---------- ФРАГМЕНТ ТЕКСТА ----------

Осыпает мозги алкоголь.
 
   Вот проклятый алкоголь и осыпал мозги, осыпал жизнь.
   Возникают в памяти бунинские строчки:
 
Легкой жизни я просил у Бога,
Легкой смерти надо бы просить.
 
   Ах, Сережа, Сережа, почему же ты не попросил ее, этой легкой смерти? Но у кого просить-то было?

24

   После декабря 1926 года, то есть без малого через двенадцать месяцев после смерти Есенина, Галя Бениславская несколько раз приходила к нам на Богословский. Обычно под вечер. То одна придет, то с Катей — сестрой Есенина.
   Всякий раз Галечка была милой, тихой, собранной. Без трагической маски на очень похудевшем лице. Изредка даже улыбалась. Но улыбка казалась какой-то извиняющейся: «А я вот все-таки улыбаюсь».
   Свое предсмертное письмо, как мне передавали, Галя написала на папиросной коробке. Может быть, это и неправда. Я читал его в музейной копии. «В этой могиле для меня все самое дорогое…» — написала она.
   Курила Галя по-мужски, глубоко затягиваясь и выпуская дым из носа.
   Если финка будет воткнута после выстрела в могилу, — стояло в конце письма, — значит, даже тогда я не жалела.
   Если жаль — заброшу ее далеко.
   Одна осечка.
   К сожалению, я не знаю, воткнула ли она финку в могилу или забросила ее далеко.
   Уж лучше бы воткнула.
   Стрелялась Галя из хлявенького револьверишки — из «бульдога».
   Не без мысли о Достоевском мне хочется рассказать еще об одном самоубийстве.
   Это было в Ленинграде почти перед самой войной с Гитлером. Щупленький рябой маляр лет двадцати восьми из ревности убил свою жену. Ему дали восемь лет. Он их добросовестно просидел. А в первый же день, как выпустили, пошел на Волкове кладбище, где она была похоронена, и повесился на толстом суку возле ее креста.
   Я навестил их могилы. Там, рядом, положили и его — этого русского Ромео, нашего современника, щупленького рябого маляра.
   Не верят в большую любовь только болваны, важно считающие себя скептиками. Во все времена их было больше, чем надо.

25

   Внутренне художнически поругавшись с Таировым, Никритина бросила его Камерный театр и перешла в ленинградский Большой драматический, что на Фонтанке.
   Таким образом, мы стали жителями города без синего неба, но с белыми ночами. Города туманов и дождей. Дождей июльских и декабрьских. Города каналов, канавок, мостиков и мостов с золотыми львами, держащими в зубах золотые цепи. Города проспектов, прямых, как чертежная линейка, и площадей, справедливо называющихся полями.
   Из года в год, со скучным постоянством, мы уезжали на летние месяцы в Коктебель.

---------- ЗАПИСИ ----------

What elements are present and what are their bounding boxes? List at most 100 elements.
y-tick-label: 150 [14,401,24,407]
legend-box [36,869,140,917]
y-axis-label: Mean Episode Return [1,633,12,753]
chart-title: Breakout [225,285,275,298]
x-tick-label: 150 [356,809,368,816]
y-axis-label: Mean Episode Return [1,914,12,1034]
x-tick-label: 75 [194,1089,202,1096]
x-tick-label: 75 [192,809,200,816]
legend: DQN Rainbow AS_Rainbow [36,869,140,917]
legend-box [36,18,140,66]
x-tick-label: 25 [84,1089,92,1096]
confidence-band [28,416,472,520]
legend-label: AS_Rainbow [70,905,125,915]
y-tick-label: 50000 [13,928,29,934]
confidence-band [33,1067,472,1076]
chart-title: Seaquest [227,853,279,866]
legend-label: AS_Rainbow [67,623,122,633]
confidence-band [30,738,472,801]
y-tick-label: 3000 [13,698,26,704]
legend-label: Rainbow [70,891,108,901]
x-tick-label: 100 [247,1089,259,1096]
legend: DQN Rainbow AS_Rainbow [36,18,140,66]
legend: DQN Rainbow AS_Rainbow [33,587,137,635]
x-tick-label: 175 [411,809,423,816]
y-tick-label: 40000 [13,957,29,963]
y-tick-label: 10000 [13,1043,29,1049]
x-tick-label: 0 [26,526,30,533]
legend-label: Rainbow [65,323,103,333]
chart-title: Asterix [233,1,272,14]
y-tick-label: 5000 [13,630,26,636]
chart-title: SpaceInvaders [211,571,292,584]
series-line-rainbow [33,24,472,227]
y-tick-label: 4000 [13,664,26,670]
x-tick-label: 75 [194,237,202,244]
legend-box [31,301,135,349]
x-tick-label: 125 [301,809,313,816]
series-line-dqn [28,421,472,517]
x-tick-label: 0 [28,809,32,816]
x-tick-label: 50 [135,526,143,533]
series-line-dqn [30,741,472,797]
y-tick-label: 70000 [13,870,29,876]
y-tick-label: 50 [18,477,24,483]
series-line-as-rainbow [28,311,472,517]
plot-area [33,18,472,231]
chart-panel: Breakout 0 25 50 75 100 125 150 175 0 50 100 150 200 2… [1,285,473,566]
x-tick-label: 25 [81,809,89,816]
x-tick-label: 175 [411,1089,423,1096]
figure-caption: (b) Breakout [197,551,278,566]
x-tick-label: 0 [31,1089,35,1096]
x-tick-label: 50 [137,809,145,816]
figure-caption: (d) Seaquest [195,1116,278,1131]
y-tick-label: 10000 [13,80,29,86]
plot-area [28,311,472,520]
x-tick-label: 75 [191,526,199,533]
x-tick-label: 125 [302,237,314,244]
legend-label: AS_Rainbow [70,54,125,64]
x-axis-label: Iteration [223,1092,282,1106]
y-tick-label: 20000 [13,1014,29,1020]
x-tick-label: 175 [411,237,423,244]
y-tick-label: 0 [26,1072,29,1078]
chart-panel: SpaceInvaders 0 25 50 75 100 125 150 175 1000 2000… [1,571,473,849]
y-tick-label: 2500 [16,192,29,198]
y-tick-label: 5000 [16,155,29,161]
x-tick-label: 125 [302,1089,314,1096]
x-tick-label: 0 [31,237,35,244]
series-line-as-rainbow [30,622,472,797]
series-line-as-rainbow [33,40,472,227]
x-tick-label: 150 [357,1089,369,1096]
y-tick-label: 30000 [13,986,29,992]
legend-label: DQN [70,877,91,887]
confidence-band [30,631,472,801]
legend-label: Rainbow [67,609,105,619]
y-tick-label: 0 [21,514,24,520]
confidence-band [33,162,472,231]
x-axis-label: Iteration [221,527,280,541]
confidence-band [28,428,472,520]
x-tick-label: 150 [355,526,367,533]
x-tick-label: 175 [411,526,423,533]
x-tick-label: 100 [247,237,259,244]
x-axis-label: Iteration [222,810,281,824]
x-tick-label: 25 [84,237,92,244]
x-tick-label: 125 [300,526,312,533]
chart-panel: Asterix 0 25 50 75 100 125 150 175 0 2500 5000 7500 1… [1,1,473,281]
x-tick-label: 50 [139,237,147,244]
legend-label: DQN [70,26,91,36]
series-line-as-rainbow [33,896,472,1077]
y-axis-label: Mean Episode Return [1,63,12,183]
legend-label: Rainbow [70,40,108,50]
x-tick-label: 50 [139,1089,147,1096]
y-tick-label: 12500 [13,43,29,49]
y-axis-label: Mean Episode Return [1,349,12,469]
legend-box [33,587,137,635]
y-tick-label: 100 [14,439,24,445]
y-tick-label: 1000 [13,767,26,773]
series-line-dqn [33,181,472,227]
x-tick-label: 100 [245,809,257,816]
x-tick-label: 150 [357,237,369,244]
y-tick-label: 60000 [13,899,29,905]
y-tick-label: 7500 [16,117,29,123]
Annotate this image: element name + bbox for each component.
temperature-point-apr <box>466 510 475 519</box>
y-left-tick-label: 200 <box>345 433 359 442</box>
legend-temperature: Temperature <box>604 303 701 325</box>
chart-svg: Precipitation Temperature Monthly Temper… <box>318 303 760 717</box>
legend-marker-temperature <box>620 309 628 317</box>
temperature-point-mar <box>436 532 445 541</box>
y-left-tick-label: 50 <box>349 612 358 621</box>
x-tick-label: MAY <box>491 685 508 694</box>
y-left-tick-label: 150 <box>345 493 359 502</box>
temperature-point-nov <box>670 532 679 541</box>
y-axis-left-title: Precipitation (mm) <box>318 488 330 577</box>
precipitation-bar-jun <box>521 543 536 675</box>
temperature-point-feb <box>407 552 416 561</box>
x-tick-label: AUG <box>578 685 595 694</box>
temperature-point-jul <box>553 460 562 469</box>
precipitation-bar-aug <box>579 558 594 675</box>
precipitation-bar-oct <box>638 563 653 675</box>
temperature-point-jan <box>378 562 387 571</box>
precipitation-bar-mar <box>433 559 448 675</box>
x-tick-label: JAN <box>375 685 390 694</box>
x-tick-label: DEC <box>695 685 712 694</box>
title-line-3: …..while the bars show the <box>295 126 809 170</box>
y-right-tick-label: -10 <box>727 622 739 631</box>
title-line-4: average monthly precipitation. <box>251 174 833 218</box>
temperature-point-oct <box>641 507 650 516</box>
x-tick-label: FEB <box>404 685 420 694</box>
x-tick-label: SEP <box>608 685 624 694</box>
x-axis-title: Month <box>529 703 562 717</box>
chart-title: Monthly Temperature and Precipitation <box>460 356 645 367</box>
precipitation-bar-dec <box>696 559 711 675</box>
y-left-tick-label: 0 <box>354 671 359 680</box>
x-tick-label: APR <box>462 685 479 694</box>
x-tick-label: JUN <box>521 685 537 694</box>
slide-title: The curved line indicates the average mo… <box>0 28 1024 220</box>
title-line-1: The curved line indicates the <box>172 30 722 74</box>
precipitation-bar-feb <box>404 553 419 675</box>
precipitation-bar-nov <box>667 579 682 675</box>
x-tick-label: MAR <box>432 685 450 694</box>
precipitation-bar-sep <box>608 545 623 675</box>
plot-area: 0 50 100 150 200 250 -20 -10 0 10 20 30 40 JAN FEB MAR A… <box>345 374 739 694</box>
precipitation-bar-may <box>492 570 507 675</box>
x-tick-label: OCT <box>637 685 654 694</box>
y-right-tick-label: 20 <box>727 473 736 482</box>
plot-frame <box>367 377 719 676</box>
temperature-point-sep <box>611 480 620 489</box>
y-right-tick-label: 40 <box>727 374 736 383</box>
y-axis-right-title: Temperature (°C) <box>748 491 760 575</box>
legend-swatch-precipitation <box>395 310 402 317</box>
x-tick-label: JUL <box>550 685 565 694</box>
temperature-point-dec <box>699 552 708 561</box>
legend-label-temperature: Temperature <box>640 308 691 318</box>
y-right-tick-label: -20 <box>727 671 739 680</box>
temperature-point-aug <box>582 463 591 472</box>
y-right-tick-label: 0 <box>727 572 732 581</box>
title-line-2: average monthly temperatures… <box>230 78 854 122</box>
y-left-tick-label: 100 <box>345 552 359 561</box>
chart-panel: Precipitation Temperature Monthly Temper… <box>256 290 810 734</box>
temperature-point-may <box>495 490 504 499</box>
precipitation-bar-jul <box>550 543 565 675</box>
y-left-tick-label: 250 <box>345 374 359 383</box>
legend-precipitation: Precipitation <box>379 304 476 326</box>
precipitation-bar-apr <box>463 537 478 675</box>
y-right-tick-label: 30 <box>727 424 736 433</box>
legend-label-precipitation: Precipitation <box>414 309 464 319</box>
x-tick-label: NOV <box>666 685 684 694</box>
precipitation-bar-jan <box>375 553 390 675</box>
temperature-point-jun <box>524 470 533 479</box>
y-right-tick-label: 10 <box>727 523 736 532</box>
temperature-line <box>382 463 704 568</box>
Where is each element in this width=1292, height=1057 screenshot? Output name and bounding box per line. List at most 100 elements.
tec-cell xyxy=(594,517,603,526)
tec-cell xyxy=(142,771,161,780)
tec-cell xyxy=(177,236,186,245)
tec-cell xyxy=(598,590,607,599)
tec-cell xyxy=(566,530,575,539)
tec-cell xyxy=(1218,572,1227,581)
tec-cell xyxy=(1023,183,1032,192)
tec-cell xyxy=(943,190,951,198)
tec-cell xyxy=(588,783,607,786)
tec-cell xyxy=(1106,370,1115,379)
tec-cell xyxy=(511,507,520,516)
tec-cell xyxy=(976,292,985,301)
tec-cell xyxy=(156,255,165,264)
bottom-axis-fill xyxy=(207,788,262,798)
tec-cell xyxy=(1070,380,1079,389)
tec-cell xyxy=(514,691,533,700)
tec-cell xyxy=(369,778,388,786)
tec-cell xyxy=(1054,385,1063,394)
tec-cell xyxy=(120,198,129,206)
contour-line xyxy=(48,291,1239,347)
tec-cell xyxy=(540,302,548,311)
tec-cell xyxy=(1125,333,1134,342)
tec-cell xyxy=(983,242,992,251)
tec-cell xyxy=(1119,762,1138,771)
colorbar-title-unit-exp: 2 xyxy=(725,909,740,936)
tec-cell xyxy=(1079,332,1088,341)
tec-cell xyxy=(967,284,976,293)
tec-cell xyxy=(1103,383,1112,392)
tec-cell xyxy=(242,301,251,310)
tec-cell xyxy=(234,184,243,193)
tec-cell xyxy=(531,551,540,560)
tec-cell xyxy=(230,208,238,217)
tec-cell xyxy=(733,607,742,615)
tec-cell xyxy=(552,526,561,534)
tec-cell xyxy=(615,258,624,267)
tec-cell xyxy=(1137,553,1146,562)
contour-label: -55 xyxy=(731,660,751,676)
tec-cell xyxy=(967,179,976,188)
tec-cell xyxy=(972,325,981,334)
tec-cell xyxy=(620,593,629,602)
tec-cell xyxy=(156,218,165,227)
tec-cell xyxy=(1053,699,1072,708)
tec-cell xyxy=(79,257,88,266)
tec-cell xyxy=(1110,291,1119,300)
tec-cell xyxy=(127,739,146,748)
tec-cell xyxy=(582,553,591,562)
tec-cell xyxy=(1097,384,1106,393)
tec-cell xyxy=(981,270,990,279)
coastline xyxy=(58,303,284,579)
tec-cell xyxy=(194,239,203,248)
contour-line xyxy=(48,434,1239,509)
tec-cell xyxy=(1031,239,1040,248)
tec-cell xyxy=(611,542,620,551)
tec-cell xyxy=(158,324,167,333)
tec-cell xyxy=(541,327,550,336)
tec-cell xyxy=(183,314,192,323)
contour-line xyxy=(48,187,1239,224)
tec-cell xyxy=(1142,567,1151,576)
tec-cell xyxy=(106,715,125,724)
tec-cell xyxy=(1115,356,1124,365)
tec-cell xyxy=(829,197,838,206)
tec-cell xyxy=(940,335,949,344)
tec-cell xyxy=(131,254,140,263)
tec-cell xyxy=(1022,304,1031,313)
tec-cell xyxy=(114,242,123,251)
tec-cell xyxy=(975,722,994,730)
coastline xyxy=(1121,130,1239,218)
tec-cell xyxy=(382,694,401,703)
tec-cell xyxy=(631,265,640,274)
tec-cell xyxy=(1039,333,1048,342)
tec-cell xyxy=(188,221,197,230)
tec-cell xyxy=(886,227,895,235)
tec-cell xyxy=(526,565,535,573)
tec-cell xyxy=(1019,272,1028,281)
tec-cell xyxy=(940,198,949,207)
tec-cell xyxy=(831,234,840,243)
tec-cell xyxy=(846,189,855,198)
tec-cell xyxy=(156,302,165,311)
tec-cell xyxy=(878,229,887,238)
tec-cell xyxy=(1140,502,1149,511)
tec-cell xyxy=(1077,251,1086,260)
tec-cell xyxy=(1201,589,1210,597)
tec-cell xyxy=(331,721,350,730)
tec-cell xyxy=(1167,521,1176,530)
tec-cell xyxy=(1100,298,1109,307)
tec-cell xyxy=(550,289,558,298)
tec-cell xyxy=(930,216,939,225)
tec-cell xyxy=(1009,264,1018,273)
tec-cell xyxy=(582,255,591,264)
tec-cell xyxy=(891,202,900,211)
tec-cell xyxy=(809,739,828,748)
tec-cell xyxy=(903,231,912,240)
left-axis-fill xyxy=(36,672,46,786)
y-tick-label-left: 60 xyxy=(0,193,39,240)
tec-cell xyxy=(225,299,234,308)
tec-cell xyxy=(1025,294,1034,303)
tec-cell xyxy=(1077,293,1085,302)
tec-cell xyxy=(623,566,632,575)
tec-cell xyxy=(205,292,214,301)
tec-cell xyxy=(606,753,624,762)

----------

_ЦЕЛЬ ЗАДАНИЯ_
Выпишите без изменений из фрагмента текста отрывок от слов «Не без мысли» до слов «возле ее креста.». Приведенные данные для работы не потребуются.

_РЕЗУЛЬТАТ_
Не без мысли о Достоевском мне хочется рассказать еще об одном самоубийстве.
   Это было в Ленинграде почти перед самой войной с Гитлером. Щупленький рябой маляр лет двадцати восьми из ревности убил свою жену. Ему дали восемь лет. Он их добросовестно просидел. А в первый же день, как выпустили, пошел на Волкове кладбище, где она была похоронена, и повесился на толстом суку возле ее креста.